Given task:
Copy each line below that includes "Waycross".

---------------

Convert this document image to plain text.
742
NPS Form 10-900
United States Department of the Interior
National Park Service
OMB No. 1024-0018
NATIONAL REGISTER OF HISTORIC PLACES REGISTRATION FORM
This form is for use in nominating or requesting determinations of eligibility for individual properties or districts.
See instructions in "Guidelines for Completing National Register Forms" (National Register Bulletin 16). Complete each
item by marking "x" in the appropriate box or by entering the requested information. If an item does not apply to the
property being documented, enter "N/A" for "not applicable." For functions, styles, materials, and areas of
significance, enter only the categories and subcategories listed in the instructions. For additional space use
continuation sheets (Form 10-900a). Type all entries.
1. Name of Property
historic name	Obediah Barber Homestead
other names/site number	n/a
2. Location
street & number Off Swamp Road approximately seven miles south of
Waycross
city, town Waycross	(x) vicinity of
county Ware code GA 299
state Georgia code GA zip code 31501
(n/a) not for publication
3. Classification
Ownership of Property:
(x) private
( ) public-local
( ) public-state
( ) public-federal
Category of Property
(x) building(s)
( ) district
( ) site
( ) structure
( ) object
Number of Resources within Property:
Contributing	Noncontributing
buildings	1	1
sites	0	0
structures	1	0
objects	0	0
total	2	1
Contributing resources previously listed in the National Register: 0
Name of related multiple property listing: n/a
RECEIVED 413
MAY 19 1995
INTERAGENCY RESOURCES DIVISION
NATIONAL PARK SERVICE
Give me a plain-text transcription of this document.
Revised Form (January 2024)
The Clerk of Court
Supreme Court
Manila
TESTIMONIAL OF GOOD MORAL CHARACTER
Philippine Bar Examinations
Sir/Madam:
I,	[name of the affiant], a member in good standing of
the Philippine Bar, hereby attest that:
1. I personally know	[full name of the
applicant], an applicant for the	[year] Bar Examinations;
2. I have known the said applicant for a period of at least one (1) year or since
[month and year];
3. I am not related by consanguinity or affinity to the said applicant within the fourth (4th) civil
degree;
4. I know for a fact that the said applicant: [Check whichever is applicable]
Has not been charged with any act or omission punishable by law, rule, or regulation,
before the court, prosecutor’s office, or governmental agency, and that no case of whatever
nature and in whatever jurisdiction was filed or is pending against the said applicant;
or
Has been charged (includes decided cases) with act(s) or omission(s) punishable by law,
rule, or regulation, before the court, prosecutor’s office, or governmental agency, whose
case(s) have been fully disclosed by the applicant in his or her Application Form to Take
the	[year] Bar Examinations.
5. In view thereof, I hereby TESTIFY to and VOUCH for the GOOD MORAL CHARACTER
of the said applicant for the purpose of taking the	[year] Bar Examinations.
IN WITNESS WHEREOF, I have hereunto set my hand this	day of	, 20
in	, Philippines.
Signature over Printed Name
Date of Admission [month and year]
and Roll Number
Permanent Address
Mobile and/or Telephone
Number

---------------

Response below:
Waycross
city, town Waycross	(x) vicinity of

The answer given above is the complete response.